SET TASK: Beneath this sentence is a set of records; write each of them out exactly.

INFORMATION SHOWN:

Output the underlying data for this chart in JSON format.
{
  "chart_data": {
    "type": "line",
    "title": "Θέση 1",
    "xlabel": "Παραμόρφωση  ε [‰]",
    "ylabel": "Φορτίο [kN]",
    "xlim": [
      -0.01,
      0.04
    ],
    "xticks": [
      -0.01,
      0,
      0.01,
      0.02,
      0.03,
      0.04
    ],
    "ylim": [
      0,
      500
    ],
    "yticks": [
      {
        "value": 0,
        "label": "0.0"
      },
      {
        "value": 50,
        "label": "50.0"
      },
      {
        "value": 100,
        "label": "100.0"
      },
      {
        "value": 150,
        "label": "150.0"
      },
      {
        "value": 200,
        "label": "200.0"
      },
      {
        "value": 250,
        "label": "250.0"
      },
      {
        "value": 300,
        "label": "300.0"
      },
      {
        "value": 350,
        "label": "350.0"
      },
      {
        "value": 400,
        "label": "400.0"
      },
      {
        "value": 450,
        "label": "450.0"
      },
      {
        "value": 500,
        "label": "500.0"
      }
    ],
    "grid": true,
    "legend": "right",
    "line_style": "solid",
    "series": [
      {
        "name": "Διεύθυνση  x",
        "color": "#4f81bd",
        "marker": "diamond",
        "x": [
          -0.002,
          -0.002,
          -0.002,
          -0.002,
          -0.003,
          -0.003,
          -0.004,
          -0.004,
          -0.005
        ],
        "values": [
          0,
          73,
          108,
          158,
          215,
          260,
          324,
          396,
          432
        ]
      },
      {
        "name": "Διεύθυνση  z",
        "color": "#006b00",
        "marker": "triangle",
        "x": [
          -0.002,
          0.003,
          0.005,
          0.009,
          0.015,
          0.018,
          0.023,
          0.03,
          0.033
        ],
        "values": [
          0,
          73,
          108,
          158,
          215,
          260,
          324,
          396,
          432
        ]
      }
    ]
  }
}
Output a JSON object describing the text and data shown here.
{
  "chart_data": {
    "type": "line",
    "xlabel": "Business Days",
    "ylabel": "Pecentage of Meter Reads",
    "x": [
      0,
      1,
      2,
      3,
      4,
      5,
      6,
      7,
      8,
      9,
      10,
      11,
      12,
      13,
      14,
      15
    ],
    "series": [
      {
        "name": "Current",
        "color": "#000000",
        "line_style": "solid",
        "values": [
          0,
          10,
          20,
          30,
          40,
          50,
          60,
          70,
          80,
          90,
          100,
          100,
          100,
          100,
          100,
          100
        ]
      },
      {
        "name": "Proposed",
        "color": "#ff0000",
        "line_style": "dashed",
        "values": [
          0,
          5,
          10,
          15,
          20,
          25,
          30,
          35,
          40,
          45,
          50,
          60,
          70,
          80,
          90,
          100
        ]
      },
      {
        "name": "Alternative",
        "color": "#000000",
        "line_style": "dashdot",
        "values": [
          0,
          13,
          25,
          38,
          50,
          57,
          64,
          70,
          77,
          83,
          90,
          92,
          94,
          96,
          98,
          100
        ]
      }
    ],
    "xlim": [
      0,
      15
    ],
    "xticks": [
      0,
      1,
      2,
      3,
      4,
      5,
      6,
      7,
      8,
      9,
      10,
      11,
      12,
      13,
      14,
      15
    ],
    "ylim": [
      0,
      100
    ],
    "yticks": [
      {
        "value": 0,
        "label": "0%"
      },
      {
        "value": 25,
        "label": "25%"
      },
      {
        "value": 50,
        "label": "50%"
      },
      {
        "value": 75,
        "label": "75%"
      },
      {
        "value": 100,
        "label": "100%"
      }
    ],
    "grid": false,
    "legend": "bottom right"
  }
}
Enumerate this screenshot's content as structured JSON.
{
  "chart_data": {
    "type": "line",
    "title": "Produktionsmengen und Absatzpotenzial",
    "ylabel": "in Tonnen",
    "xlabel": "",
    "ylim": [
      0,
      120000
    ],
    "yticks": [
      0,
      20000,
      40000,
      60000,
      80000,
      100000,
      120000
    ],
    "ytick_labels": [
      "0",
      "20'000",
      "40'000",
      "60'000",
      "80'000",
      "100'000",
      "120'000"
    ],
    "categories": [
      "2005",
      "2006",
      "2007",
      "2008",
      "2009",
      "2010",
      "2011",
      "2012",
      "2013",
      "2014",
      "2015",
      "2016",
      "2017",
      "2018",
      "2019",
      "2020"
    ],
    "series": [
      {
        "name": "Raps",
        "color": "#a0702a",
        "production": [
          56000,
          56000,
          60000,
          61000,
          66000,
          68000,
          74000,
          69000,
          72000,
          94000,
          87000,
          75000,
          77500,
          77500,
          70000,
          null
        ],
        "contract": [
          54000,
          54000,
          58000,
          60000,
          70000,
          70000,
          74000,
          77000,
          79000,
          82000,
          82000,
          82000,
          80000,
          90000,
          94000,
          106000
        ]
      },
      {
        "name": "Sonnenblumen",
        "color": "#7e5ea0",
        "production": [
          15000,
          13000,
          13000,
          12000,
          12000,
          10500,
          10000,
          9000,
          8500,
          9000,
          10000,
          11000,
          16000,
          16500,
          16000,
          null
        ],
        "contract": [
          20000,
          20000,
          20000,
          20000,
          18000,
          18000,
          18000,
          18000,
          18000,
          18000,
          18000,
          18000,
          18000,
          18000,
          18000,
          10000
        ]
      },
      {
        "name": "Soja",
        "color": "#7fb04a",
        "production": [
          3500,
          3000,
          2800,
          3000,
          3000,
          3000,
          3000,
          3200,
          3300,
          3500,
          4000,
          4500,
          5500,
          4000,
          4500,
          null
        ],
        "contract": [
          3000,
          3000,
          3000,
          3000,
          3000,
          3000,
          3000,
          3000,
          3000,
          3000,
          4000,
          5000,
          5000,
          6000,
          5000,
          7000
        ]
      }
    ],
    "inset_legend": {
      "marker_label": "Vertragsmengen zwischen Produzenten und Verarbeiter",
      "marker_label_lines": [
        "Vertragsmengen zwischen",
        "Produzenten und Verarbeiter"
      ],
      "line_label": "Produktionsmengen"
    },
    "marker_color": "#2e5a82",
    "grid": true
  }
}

WRITTEN RESPONSE:
Output the underlying data for this chart in JSON format.
{
  "chart_data": {
    "type": "line",
    "title": "Θέση 1",
    "xlabel": "Παραμόρφωση  ε [‰]",
    "ylabel": "Φορτίο [kN]",
    "xlim": [
      -0.01,
      0.04
    ],
    "xticks": [
      -0.01,
      0,
      0.01,
      0.02,
      0.03,
      0.04
    ],
    "ylim": [
      0,
      500
    ],
    "yticks": [
      {
        "value": 0,
        "label": "0.0"
      },
      {
        "value": 50,
        "label": "50.0"
      },
      {
        "value": 100,
        "label": "100.0"
      },
      {
        "value": 150,
        "label": "150.0"
      },
      {
        "value": 200,
        "label": "200.0"
      },
      {
        "value": 250,
        "label": "250.0"
      },
      {
        "value": 300,
        "label": "300.0"
      },
      {
        "value": 350,
        "label": "350.0"
      },
      {
        "value": 400,
        "label": "400.0"
      },
      {
        "value": 450,
        "label": "450.0"
      },
      {
        "value": 500,
        "label": "500.0"
      }
    ],
    "grid": true,
    "legend": "right",
    "line_style": "solid",
    "series": [
      {
        "name": "Διεύθυνση  x",
        "color": "#4f81bd",
        "marker": "diamond",
        "x": [
          -0.002,
          -0.002,
          -0.002,
          -0.002,
          -0.003,
          -0.003,
          -0.004,
          -0.004,
          -0.005
        ],
        "values": [
          0,
          73,
          108,
          158,
          215,
          260,
          324,
          396,
          432
        ]
      },
      {
        "name": "Διεύθυνση  z",
        "color": "#006b00",
        "marker": "triangle",
        "x": [
          -0.002,
          0.003,
          0.005,
          0.009,
          0.015,
          0.018,
          0.023,
          0.03,
          0.033
        ],
        "values": [
          0,
          73,
          108,
          158,
          215,
          260,
          324,
          396,
          432
        ]
      }
    ]
  }
}
Output a JSON object describing the text and data shown here.
{
  "chart_data": {
    "type": "line",
    "xlabel": "Business Days",
    "ylabel": "Pecentage of Meter Reads",
    "x": [
      0,
      1,
      2,
      3,
      4,
      5,
      6,
      7,
      8,
      9,
      10,
      11,
      12,
      13,
      14,
      15
    ],
    "series": [
      {
        "name": "Current",
        "color": "#000000",
        "line_style": "solid",
        "values": [
          0,
          10,
          20,
          30,
          40,
          50,
          60,
          70,
          80,
          90,
          100,
          100,
          100,
          100,
          100,
          100
        ]
      },
      {
        "name": "Proposed",
        "color": "#ff0000",
        "line_style": "dashed",
        "values": [
          0,
          5,
          10,
          15,
          20,
          25,
          30,
          35,
          40,
          45,
          50,
          60,
          70,
          80,
          90,
          100
        ]
      },
      {
        "name": "Alternative",
        "color": "#000000",
        "line_style": "dashdot",
        "values": [
          0,
          13,
          25,
          38,
          50,
          57,
          64,
          70,
          77,
          83,
          90,
          92,
          94,
          96,
          98,
          100
        ]
      }
    ],
    "xlim": [
      0,
      15
    ],
    "xticks": [
      0,
      1,
      2,
      3,
      4,
      5,
      6,
      7,
      8,
      9,
      10,
      11,
      12,
      13,
      14,
      15
    ],
    "ylim": [
      0,
      100
    ],
    "yticks": [
      {
        "value": 0,
        "label": "0%"
      },
      {
        "value": 25,
        "label": "25%"
      },
      {
        "value": 50,
        "label": "50%"
      },
      {
        "value": 75,
        "label": "75%"
      },
      {
        "value": 100,
        "label": "100%"
      }
    ],
    "grid": false,
    "legend": "bottom right"
  }
}
Enumerate this screenshot's content as structured JSON.
{
  "chart_data": {
    "type": "line",
    "title": "Produktionsmengen und Absatzpotenzial",
    "ylabel": "in Tonnen",
    "xlabel": "",
    "ylim": [
      0,
      120000
    ],
    "yticks": [
      0,
      20000,
      40000,
      60000,
      80000,
      100000,
      120000
    ],
    "ytick_labels": [
      "0",
      "20'000",
      "40'000",
      "60'000",
      "80'000",
      "100'000",
      "120'000"
    ],
    "categories": [
      "2005",
      "2006",
      "2007",
      "2008",
      "2009",
      "2010",
      "2011",
      "2012",
      "2013",
      "2014",
      "2015",
      "2016",
      "2017",
      "2018",
      "2019",
      "2020"
    ],
    "series": [
      {
        "name": "Raps",
        "color": "#a0702a",
        "production": [
          56000,
          56000,
          60000,
          61000,
          66000,
          68000,
          74000,
          69000,
          72000,
          94000,
          87000,
          75000,
          77500,
          77500,
          70000,
          null
        ],
        "contract": [
          54000,
          54000,
          58000,
          60000,
          70000,
          70000,
          74000,
          77000,
          79000,
          82000,
          82000,
          82000,
          80000,
          90000,
          94000,
          106000
        ]
      },
      {
        "name": "Sonnenblumen",
        "color": "#7e5ea0",
        "production": [
          15000,
          13000,
          13000,
          12000,
          12000,
          10500,
          10000,
          9000,
          8500,
          9000,
          10000,
          11000,
          16000,
          16500,
          16000,
          null
        ],
        "contract": [
          20000,
          20000,
          20000,
          20000,
          18000,
          18000,
          18000,
          18000,
          18000,
          18000,
          18000,
          18000,
          18000,
          18000,
          18000,
          10000
        ]
      },
      {
        "name": "Soja",
        "color": "#7fb04a",
        "production": [
          3500,
          3000,
          2800,
          3000,
          3000,
          3000,
          3000,
          3200,
          3300,
          3500,
          4000,
          4500,
          5500,
          4000,
          4500,
          null
        ],
        "contract": [
          3000,
          3000,
          3000,
          3000,
          3000,
          3000,
          3000,
          3000,
          3000,
          3000,
          4000,
          5000,
          5000,
          6000,
          5000,
          7000
        ]
      }
    ],
    "inset_legend": {
      "marker_label": "Vertragsmengen zwischen Produzenten und Verarbeiter",
      "marker_label_lines": [
        "Vertragsmengen zwischen",
        "Produzenten und Verarbeiter"
      ],
      "line_label": "Produktionsmengen"
    },
    "marker_color": "#2e5a82",
    "grid": true
  }
}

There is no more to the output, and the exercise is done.